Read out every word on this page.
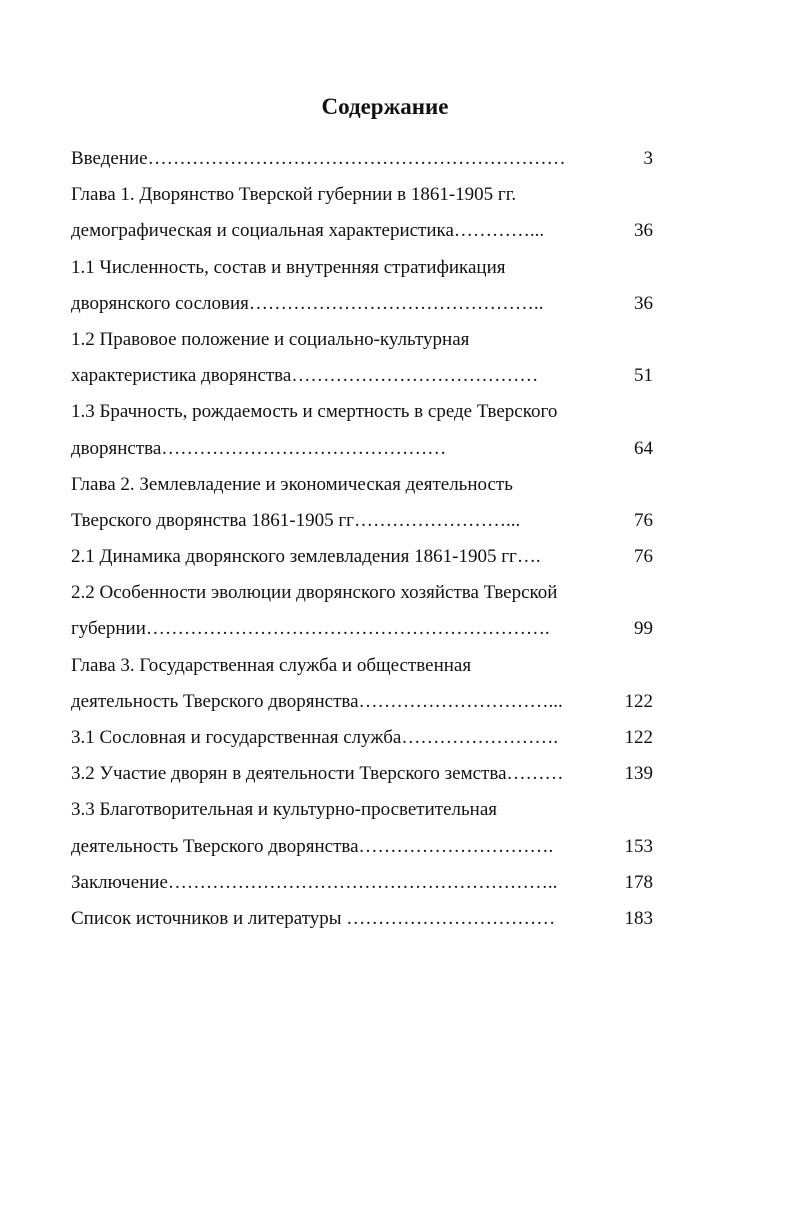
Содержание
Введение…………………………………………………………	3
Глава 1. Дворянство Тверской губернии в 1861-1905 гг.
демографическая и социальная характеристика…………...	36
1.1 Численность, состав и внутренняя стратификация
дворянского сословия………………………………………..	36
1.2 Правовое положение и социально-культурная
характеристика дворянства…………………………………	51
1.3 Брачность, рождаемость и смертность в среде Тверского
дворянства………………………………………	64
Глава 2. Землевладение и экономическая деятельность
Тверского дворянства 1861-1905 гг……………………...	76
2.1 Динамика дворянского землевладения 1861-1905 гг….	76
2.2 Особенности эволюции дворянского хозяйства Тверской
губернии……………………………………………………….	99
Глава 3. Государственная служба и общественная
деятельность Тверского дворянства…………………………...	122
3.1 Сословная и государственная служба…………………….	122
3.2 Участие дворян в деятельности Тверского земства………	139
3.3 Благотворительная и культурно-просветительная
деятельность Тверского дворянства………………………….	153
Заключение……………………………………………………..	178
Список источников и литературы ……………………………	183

::::::::

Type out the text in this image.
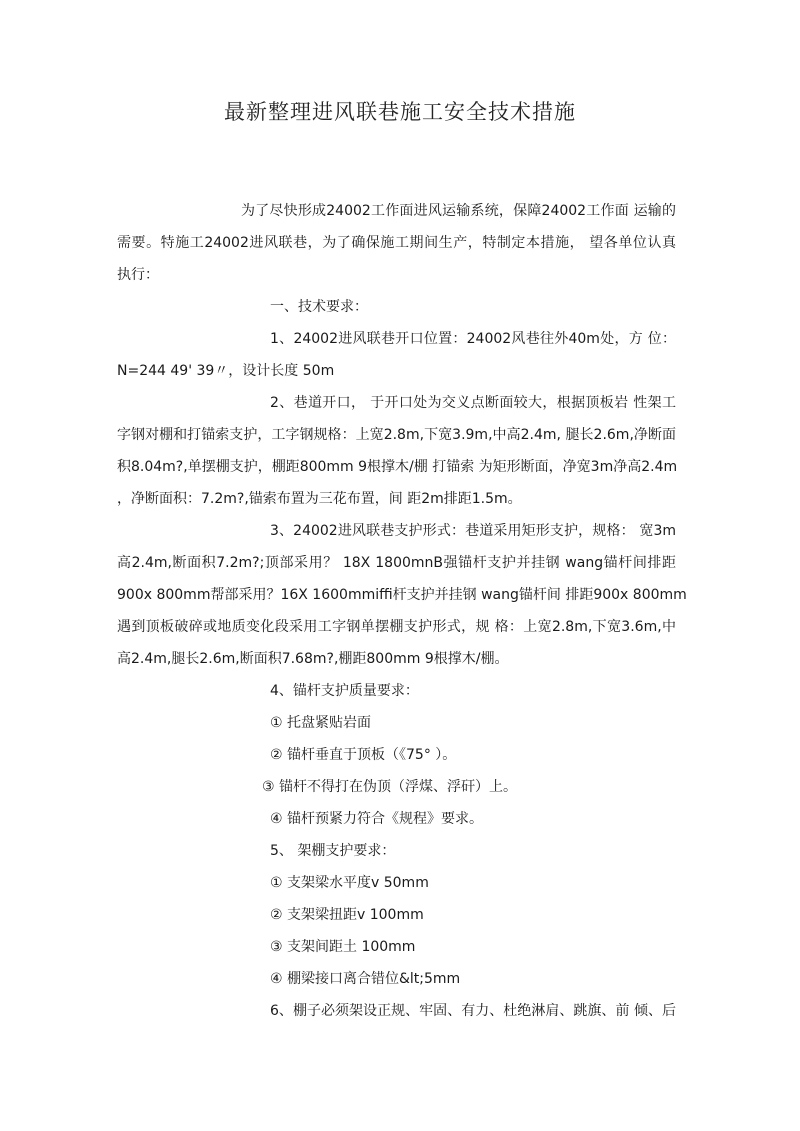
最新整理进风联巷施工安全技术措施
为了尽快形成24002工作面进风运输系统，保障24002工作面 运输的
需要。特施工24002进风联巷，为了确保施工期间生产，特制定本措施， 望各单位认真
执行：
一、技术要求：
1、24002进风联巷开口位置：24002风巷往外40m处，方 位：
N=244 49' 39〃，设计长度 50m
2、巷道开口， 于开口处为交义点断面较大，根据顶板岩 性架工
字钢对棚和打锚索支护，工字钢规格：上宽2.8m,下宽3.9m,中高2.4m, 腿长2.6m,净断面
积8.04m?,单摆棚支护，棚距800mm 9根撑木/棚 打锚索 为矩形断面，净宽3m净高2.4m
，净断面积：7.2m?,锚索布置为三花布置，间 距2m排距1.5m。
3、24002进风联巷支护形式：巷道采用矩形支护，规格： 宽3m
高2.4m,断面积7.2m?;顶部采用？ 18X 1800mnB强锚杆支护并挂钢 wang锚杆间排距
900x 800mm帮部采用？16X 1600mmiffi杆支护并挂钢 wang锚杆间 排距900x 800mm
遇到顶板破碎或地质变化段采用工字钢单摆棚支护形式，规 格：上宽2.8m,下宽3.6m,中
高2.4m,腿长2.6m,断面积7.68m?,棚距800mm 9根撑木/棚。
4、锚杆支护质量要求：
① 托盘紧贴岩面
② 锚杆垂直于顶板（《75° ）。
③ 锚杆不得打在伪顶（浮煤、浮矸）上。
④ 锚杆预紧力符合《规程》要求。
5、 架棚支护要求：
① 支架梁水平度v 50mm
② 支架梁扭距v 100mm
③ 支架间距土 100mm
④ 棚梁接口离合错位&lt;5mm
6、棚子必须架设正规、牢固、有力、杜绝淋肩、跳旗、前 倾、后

::::::::

### To be done:
Copy out each line of the listing that holds "деятельность".

### Result:
Глава 2. Землевладение и экономическая деятельность
деятельность Тверского дворянства…………………………...	122
деятельность Тверского дворянства………………………….	153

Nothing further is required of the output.